→ **Problem requirements**: Gather all lines in the entries that include the word "طريق".

→ **Dataset**:
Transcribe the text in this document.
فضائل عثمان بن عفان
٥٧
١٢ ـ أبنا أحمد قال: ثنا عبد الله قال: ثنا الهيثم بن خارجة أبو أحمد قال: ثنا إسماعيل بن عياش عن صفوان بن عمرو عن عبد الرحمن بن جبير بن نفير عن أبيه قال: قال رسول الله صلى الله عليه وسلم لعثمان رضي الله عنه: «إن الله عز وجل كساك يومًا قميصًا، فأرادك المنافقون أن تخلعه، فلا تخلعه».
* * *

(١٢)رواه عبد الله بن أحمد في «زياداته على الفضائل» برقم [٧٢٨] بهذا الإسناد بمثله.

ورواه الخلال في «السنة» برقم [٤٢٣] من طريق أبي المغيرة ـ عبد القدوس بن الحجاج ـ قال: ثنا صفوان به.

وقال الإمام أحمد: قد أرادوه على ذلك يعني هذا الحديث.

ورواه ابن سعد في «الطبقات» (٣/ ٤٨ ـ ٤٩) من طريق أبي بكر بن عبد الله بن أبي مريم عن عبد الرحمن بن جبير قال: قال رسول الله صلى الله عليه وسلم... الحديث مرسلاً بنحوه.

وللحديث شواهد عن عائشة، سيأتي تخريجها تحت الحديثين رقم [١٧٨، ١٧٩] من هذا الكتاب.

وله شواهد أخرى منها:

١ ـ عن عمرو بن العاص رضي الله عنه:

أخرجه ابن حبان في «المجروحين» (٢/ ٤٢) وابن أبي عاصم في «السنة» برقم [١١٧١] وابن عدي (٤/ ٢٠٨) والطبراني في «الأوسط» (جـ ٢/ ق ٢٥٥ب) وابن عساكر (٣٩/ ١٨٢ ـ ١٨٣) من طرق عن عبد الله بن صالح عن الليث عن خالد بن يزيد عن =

→ **Written solution**:
ورواه الخلال في «السنة» برقم [٤٢٣] من طريق أبي المغيرة ـ عبد القدوس بن الحجاج ـ قال: ثنا صفوان به.
ورواه ابن سعد في «الطبقات» (٣/ ٤٨ ـ ٤٩) من طريق أبي بكر بن عبد الله بن أبي مريم عن عبد الرحمن بن جبير قال: قال رسول الله صلى الله عليه وسلم... الحديث مرسلاً بنحوه.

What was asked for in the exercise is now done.